- TASK BRIEF: Convert the records, from their first line up to and including the line that contains "cell-b6-b3: ≤ 0,08 — [484, 437, 569, 519]", into a numbered list with any blank lines omitted.

- DATA EXTRACT:
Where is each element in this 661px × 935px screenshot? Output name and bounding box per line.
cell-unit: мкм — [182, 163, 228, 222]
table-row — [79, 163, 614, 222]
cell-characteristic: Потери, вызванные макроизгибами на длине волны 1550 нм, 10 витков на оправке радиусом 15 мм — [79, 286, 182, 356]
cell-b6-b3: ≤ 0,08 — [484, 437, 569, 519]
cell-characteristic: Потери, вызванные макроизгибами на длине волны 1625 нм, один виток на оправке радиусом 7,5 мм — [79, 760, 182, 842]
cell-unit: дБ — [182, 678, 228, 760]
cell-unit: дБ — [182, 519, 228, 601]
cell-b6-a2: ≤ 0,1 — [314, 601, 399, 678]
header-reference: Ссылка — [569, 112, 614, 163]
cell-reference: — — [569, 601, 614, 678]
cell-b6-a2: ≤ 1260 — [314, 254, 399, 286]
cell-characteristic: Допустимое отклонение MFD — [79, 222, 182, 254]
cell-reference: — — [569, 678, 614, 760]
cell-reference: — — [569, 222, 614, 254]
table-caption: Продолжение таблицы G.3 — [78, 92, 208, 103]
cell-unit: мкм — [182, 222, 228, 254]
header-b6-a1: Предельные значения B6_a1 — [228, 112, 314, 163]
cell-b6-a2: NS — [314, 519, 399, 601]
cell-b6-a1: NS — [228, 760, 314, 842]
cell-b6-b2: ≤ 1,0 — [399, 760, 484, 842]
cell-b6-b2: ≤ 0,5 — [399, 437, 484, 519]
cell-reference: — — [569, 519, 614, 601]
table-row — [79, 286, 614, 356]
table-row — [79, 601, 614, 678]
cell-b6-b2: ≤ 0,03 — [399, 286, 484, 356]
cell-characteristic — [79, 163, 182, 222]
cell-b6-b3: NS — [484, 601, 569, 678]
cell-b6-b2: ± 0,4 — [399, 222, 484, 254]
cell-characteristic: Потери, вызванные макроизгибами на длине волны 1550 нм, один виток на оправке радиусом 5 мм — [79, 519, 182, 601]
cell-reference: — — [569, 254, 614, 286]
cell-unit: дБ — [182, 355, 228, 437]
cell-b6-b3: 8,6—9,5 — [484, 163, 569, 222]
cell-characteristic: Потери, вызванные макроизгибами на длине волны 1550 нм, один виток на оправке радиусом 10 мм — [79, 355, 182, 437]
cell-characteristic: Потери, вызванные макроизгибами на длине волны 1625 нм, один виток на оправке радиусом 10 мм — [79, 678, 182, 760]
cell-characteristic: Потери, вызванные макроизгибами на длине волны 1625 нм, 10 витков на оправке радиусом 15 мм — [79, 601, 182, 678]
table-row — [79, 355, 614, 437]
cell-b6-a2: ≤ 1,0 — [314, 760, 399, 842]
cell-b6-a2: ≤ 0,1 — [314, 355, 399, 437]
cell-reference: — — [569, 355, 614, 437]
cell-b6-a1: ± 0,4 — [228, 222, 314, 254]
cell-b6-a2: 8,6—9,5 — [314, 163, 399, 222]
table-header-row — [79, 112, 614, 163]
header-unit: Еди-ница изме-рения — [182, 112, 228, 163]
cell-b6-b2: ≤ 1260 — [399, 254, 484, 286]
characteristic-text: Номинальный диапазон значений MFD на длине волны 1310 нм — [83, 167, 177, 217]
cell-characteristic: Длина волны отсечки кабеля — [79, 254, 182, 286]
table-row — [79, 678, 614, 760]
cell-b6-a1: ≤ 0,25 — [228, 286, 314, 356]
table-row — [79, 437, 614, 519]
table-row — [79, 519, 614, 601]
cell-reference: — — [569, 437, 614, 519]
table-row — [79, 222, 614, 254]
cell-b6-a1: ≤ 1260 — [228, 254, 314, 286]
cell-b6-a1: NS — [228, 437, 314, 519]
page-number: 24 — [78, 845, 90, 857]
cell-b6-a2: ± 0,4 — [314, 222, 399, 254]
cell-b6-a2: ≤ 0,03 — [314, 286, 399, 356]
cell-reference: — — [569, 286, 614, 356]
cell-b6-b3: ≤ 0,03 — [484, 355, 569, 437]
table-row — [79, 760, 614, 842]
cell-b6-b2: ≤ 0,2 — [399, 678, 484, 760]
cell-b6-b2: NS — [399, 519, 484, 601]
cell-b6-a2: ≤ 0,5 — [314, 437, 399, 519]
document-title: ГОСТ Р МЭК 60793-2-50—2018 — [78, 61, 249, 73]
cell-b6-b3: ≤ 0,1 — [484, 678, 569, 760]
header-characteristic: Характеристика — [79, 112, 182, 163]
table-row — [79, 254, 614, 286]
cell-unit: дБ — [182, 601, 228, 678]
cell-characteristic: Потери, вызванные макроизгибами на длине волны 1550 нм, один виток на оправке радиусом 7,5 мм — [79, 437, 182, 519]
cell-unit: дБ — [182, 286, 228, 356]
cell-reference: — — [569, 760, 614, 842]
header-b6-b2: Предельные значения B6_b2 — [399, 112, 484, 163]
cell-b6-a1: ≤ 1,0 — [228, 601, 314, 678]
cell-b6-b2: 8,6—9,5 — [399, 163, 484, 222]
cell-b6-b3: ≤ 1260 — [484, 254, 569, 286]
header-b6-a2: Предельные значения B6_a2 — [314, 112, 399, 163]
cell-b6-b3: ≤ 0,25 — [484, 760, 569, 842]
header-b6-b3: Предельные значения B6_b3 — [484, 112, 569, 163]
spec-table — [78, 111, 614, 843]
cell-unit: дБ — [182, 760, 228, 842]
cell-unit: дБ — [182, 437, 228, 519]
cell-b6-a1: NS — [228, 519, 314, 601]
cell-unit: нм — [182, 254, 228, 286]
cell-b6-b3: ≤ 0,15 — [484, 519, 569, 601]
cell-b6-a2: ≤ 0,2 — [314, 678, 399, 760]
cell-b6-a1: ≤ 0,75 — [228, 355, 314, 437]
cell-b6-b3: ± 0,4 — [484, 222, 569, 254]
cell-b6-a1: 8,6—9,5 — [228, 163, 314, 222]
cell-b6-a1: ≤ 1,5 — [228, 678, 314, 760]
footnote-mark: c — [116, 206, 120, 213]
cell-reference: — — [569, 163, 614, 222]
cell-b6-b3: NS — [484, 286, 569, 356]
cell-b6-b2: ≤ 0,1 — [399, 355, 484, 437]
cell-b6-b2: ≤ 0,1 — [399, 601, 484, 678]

- WRITTEN SOLUTION:
1. Where is each element in this 661px × 935px screenshot? Output name and bounding box per line.
2. cell-unit: мкм — [182, 163, 228, 222]
3. table-row — [79, 163, 614, 222]
4. cell-characteristic: Потери, вызванные макроизгибами на длине волны 1550 нм, 10 витков на оправке радиусом 15 мм — [79, 286, 182, 356]
5. cell-b6-b3: ≤ 0,08 — [484, 437, 569, 519]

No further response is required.